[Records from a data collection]
•••••
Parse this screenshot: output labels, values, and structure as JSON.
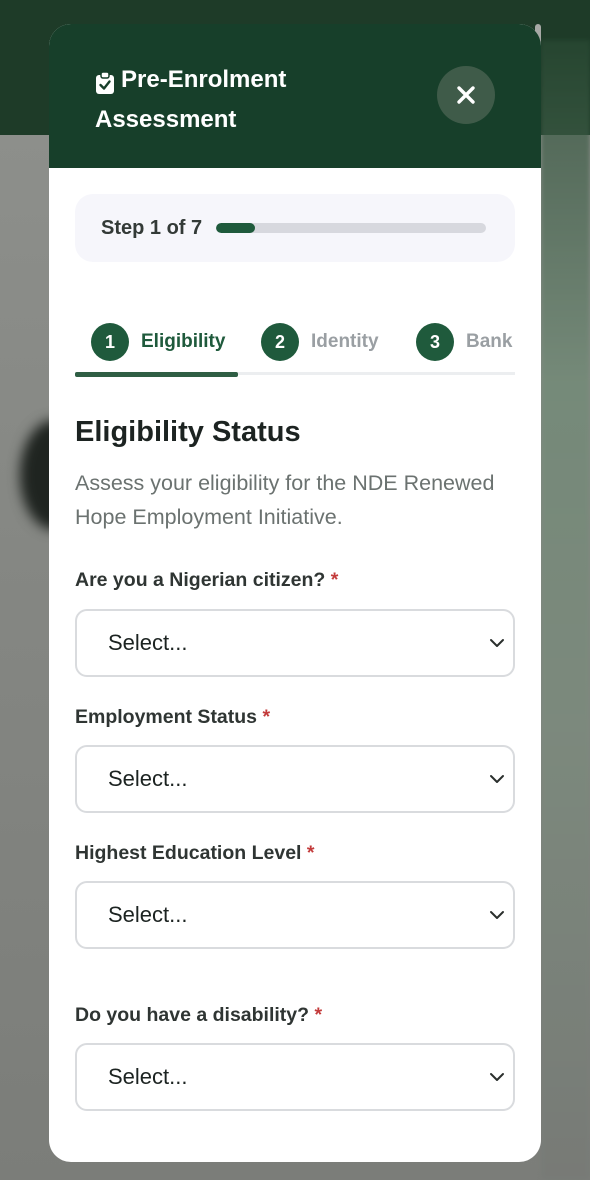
{
  "modal": {
    "title_line1": "Pre-Enrolment",
    "title_line2": "Assessment",
    "close_label": "×"
  },
  "progress": {
    "step_text": "Step 1 of 7",
    "fraction": 0.143
  },
  "tabs": [
    {
      "number": "1",
      "label": "Eligibility",
      "active": true
    },
    {
      "number": "2",
      "label": "Identity",
      "active": false
    },
    {
      "number": "3",
      "label": "Bank",
      "active": false
    }
  ],
  "section": {
    "title": "Eligibility Status",
    "description": "Assess your eligibility for the NDE Renewed Hope Employment Initiative."
  },
  "fields": [
    {
      "label": "Are you a Nigerian citizen?",
      "required_mark": "*",
      "value": "Select..."
    },
    {
      "label": "Employment Status",
      "required_mark": "*",
      "value": "Select..."
    },
    {
      "label": "Highest Education Level",
      "required_mark": "*",
      "value": "Select..."
    },
    {
      "label": "Do you have a disability?",
      "required_mark": "*",
      "value": "Select..."
    }
  ],
  "colors": {
    "header_bg": "#173f2a",
    "accent": "#1f5a3c",
    "required": "#c33b3b"
  }
}
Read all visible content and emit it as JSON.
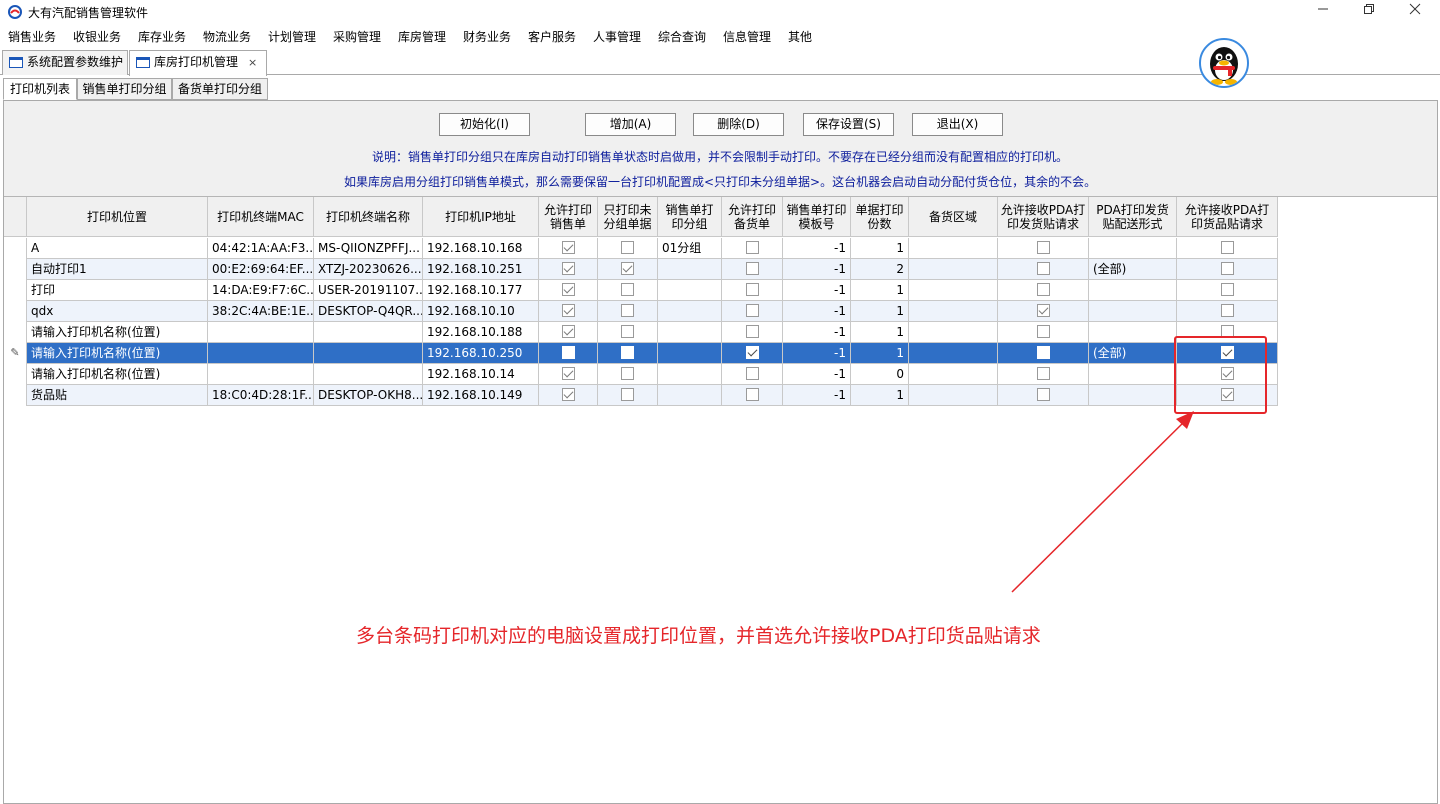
{
  "window": {
    "title": "大有汽配销售管理软件",
    "minimize_icon": "minimize-icon",
    "restore_icon": "restore-icon",
    "close_icon": "close-icon"
  },
  "menu": [
    "销售业务",
    "收银业务",
    "库存业务",
    "物流业务",
    "计划管理",
    "采购管理",
    "库房管理",
    "财务业务",
    "客户服务",
    "人事管理",
    "综合查询",
    "信息管理",
    "其他"
  ],
  "doc_tabs": [
    {
      "label": "系统配置参数维护"
    },
    {
      "label": "库房打印机管理",
      "close": "×"
    }
  ],
  "sub_tabs": [
    "打印机列表",
    "销售单打印分组",
    "备货单打印分组"
  ],
  "toolbar": {
    "init": "初始化(I)",
    "add": "增加(A)",
    "delete": "删除(D)",
    "save": "保存设置(S)",
    "exit": "退出(X)"
  },
  "notes": {
    "line1": "说明：销售单打印分组只在库房自动打印销售单状态时启做用，并不会限制手动打印。不要存在已经分组而没有配置相应的打印机。",
    "line2": "如果库房启用分组打印销售单模式，那么需要保留一台打印机配置成<只打印未分组单据>。这台机器会启动自动分配付货仓位，其余的不会。"
  },
  "columns": [
    "打印机位置",
    "打印机终端MAC",
    "打印机终端名称",
    "打印机IP地址",
    "允许打印销售单",
    "只打印未分组单据",
    "销售单打印分组",
    "允许打印备货单",
    "销售单打印模板号",
    "单据打印份数",
    "备货区域",
    "允许接收PDA打印发货贴请求",
    "PDA打印发货贴配送形式",
    "允许接收PDA打印货品贴请求"
  ],
  "rows": [
    {
      "location": "A",
      "mac": "04:42:1A:AA:F3...",
      "name": "MS-QIIONZPFFJ...",
      "ip": "192.168.10.168",
      "allow_sale": true,
      "only_ungrouped": false,
      "group": "01分组",
      "allow_stock": false,
      "template": "-1",
      "copies": "1",
      "area": "",
      "pda_ship": false,
      "pda_mode": "",
      "pda_goods": false
    },
    {
      "location": "自动打印1",
      "mac": "00:E2:69:64:EF...",
      "name": "XTZJ-20230626...",
      "ip": "192.168.10.251",
      "allow_sale": true,
      "only_ungrouped": true,
      "group": "",
      "allow_stock": false,
      "template": "-1",
      "copies": "2",
      "area": "",
      "pda_ship": false,
      "pda_mode": "(全部)",
      "pda_goods": false
    },
    {
      "location": "打印",
      "mac": "14:DA:E9:F7:6C...",
      "name": "USER-20191107...",
      "ip": "192.168.10.177",
      "allow_sale": true,
      "only_ungrouped": false,
      "group": "",
      "allow_stock": false,
      "template": "-1",
      "copies": "1",
      "area": "",
      "pda_ship": false,
      "pda_mode": "",
      "pda_goods": false
    },
    {
      "location": "qdx",
      "mac": "38:2C:4A:BE:1E...",
      "name": "DESKTOP-Q4QR...",
      "ip": "192.168.10.10",
      "allow_sale": true,
      "only_ungrouped": false,
      "group": "",
      "allow_stock": false,
      "template": "-1",
      "copies": "1",
      "area": "",
      "pda_ship": true,
      "pda_mode": "",
      "pda_goods": false
    },
    {
      "location": "请输入打印机名称(位置)",
      "mac": "",
      "name": "",
      "ip": "192.168.10.188",
      "allow_sale": true,
      "only_ungrouped": false,
      "group": "",
      "allow_stock": false,
      "template": "-1",
      "copies": "1",
      "area": "",
      "pda_ship": false,
      "pda_mode": "",
      "pda_goods": false
    },
    {
      "location": "请输入打印机名称(位置)",
      "mac": "",
      "name": "",
      "ip": "192.168.10.250",
      "allow_sale": false,
      "only_ungrouped": false,
      "group": "",
      "allow_stock": true,
      "template": "-1",
      "copies": "1",
      "area": "",
      "pda_ship": false,
      "pda_mode": "(全部)",
      "pda_goods": true,
      "selected": true
    },
    {
      "location": "请输入打印机名称(位置)",
      "mac": "",
      "name": "",
      "ip": "192.168.10.14",
      "allow_sale": true,
      "only_ungrouped": false,
      "group": "",
      "allow_stock": false,
      "template": "-1",
      "copies": "0",
      "area": "",
      "pda_ship": false,
      "pda_mode": "",
      "pda_goods": true
    },
    {
      "location": "货品贴",
      "mac": "18:C0:4D:28:1F...",
      "name": "DESKTOP-OKH8...",
      "ip": "192.168.10.149",
      "allow_sale": true,
      "only_ungrouped": false,
      "group": "",
      "allow_stock": false,
      "template": "-1",
      "copies": "1",
      "area": "",
      "pda_ship": false,
      "pda_mode": "",
      "pda_goods": true
    }
  ],
  "row_indicator": "✎",
  "annotation": "多台条码打印机对应的电脑设置成打印位置，并首选允许接收PDA打印货品贴请求",
  "colors": {
    "selection": "#2f6fc6",
    "annotation": "#e5262a",
    "note": "#0c1d9c"
  }
}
•••••
[The request]
Output an exact copy of the material, with the pictures removed.

[Answer below]
Parse this screenshot: output labels, values, and structure as JSON.
{
  "modal": {
    "title_line1": "Pre-Enrolment",
    "title_line2": "Assessment",
    "close_label": "×"
  },
  "progress": {
    "step_text": "Step 1 of 7",
    "fraction": 0.143
  },
  "tabs": [
    {
      "number": "1",
      "label": "Eligibility",
      "active": true
    },
    {
      "number": "2",
      "label": "Identity",
      "active": false
    },
    {
      "number": "3",
      "label": "Bank",
      "active": false
    }
  ],
  "section": {
    "title": "Eligibility Status",
    "description": "Assess your eligibility for the NDE Renewed Hope Employment Initiative."
  },
  "fields": [
    {
      "label": "Are you a Nigerian citizen?",
      "required_mark": "*",
      "value": "Select..."
    },
    {
      "label": "Employment Status",
      "required_mark": "*",
      "value": "Select..."
    },
    {
      "label": "Highest Education Level",
      "required_mark": "*",
      "value": "Select..."
    },
    {
      "label": "Do you have a disability?",
      "required_mark": "*",
      "value": "Select..."
    }
  ],
  "colors": {
    "header_bg": "#173f2a",
    "accent": "#1f5a3c",
    "required": "#c33b3b"
  }
}
Read all visible content and emit it as JSON.
{
  "window": {
    "title": "大有汽配销售管理软件",
    "minimize_icon": "minimize-icon",
    "restore_icon": "restore-icon",
    "close_icon": "close-icon"
  },
  "menu": [
    "销售业务",
    "收银业务",
    "库存业务",
    "物流业务",
    "计划管理",
    "采购管理",
    "库房管理",
    "财务业务",
    "客户服务",
    "人事管理",
    "综合查询",
    "信息管理",
    "其他"
  ],
  "doc_tabs": [
    {
      "label": "系统配置参数维护"
    },
    {
      "label": "库房打印机管理",
      "close": "×"
    }
  ],
  "sub_tabs": [
    "打印机列表",
    "销售单打印分组",
    "备货单打印分组"
  ],
  "toolbar": {
    "init": "初始化(I)",
    "add": "增加(A)",
    "delete": "删除(D)",
    "save": "保存设置(S)",
    "exit": "退出(X)"
  },
  "notes": {
    "line1": "说明：销售单打印分组只在库房自动打印销售单状态时启做用，并不会限制手动打印。不要存在已经分组而没有配置相应的打印机。",
    "line2": "如果库房启用分组打印销售单模式，那么需要保留一台打印机配置成<只打印未分组单据>。这台机器会启动自动分配付货仓位，其余的不会。"
  },
  "columns": [
    "打印机位置",
    "打印机终端MAC",
    "打印机终端名称",
    "打印机IP地址",
    "允许打印销售单",
    "只打印未分组单据",
    "销售单打印分组",
    "允许打印备货单",
    "销售单打印模板号",
    "单据打印份数",
    "备货区域",
    "允许接收PDA打印发货贴请求",
    "PDA打印发货贴配送形式",
    "允许接收PDA打印货品贴请求"
  ],
  "rows": [
    {
      "location": "A",
      "mac": "04:42:1A:AA:F3...",
      "name": "MS-QIIONZPFFJ...",
      "ip": "192.168.10.168",
      "allow_sale": true,
      "only_ungrouped": false,
      "group": "01分组",
      "allow_stock": false,
      "template": "-1",
      "copies": "1",
      "area": "",
      "pda_ship": false,
      "pda_mode": "",
      "pda_goods": false
    },
    {
      "location": "自动打印1",
      "mac": "00:E2:69:64:EF...",
      "name": "XTZJ-20230626...",
      "ip": "192.168.10.251",
      "allow_sale": true,
      "only_ungrouped": true,
      "group": "",
      "allow_stock": false,
      "template": "-1",
      "copies": "2",
      "area": "",
      "pda_ship": false,
      "pda_mode": "(全部)",
      "pda_goods": false
    },
    {
      "location": "打印",
      "mac": "14:DA:E9:F7:6C...",
      "name": "USER-20191107...",
      "ip": "192.168.10.177",
      "allow_sale": true,
      "only_ungrouped": false,
      "group": "",
      "allow_stock": false,
      "template": "-1",
      "copies": "1",
      "area": "",
      "pda_ship": false,
      "pda_mode": "",
      "pda_goods": false
    },
    {
      "location": "qdx",
      "mac": "38:2C:4A:BE:1E...",
      "name": "DESKTOP-Q4QR...",
      "ip": "192.168.10.10",
      "allow_sale": true,
      "only_ungrouped": false,
      "group": "",
      "allow_stock": false,
      "template": "-1",
      "copies": "1",
      "area": "",
      "pda_ship": true,
      "pda_mode": "",
      "pda_goods": false
    },
    {
      "location": "请输入打印机名称(位置)",
      "mac": "",
      "name": "",
      "ip": "192.168.10.188",
      "allow_sale": true,
      "only_ungrouped": false,
      "group": "",
      "allow_stock": false,
      "template": "-1",
      "copies": "1",
      "area": "",
      "pda_ship": false,
      "pda_mode": "",
      "pda_goods": false
    },
    {
      "location": "请输入打印机名称(位置)",
      "mac": "",
      "name": "",
      "ip": "192.168.10.250",
      "allow_sale": false,
      "only_ungrouped": false,
      "group": "",
      "allow_stock": true,
      "template": "-1",
      "copies": "1",
      "area": "",
      "pda_ship": false,
      "pda_mode": "(全部)",
      "pda_goods": true,
      "selected": true
    },
    {
      "location": "请输入打印机名称(位置)",
      "mac": "",
      "name": "",
      "ip": "192.168.10.14",
      "allow_sale": true,
      "only_ungrouped": false,
      "group": "",
      "allow_stock": false,
      "template": "-1",
      "copies": "0",
      "area": "",
      "pda_ship": false,
      "pda_mode": "",
      "pda_goods": true
    },
    {
      "location": "货品贴",
      "mac": "18:C0:4D:28:1F...",
      "name": "DESKTOP-OKH8...",
      "ip": "192.168.10.149",
      "allow_sale": true,
      "only_ungrouped": false,
      "group": "",
      "allow_stock": false,
      "template": "-1",
      "copies": "1",
      "area": "",
      "pda_ship": false,
      "pda_mode": "",
      "pda_goods": true
    }
  ],
  "row_indicator": "✎",
  "annotation": "多台条码打印机对应的电脑设置成打印位置，并首选允许接收PDA打印货品贴请求",
  "colors": {
    "selection": "#2f6fc6",
    "annotation": "#e5262a",
    "note": "#0c1d9c"
  }
}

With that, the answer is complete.